→ EXERCISE BRIEF
Will you quote all of the entries, word for word?

+++ SUPPLIED RECORDS +++

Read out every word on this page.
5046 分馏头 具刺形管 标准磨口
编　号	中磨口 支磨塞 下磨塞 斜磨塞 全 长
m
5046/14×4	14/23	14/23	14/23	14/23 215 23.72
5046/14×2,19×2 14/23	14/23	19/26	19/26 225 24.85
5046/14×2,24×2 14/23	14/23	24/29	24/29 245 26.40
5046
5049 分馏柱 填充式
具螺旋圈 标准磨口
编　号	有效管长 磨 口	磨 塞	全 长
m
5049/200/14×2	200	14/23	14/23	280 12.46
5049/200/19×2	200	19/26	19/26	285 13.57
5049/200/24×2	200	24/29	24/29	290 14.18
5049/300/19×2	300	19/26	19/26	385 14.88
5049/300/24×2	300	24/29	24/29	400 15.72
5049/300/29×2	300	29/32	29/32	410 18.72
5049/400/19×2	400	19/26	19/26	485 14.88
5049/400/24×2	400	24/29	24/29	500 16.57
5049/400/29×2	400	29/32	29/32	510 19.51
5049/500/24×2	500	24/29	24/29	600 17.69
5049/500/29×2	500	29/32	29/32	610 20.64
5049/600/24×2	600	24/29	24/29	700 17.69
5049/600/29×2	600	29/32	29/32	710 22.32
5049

+++

→ SOLUTION FOR THIS PROBLEM
Read out every word on this page.
5046 分馏头 具刺形管 标准磨口
编　号	中磨口 支磨塞 下磨塞 斜磨塞 全 长
m
5046/14×4	14/23	14/23	14/23	14/23 215 23.72
5046/14×2,19×2 14/23	14/23	19/26	19/26 225 24.85
5046/14×2,24×2 14/23	14/23	24/29	24/29 245 26.40
5046
5049 分馏柱 填充式
具螺旋圈 标准磨口
编　号	有效管长 磨 口	磨 塞	全 长
m
5049/200/14×2	200	14/23	14/23	280 12.46
5049/200/19×2	200	19/26	19/26	285 13.57
5049/200/24×2	200	24/29	24/29	290 14.18
5049/300/19×2	300	19/26	19/26	385 14.88
5049/300/24×2	300	24/29	24/29	400 15.72
5049/300/29×2	300	29/32	29/32	410 18.72
5049/400/19×2	400	19/26	19/26	485 14.88
5049/400/24×2	400	24/29	24/29	500 16.57
5049/400/29×2	400	29/32	29/32	510 19.51
5049/500/24×2	500	24/29	24/29	600 17.69
5049/500/29×2	500	29/32	29/32	610 20.64
5049/600/24×2	600	24/29	24/29	700 17.69
5049/600/29×2	600	29/32	29/32	710 22.32
5049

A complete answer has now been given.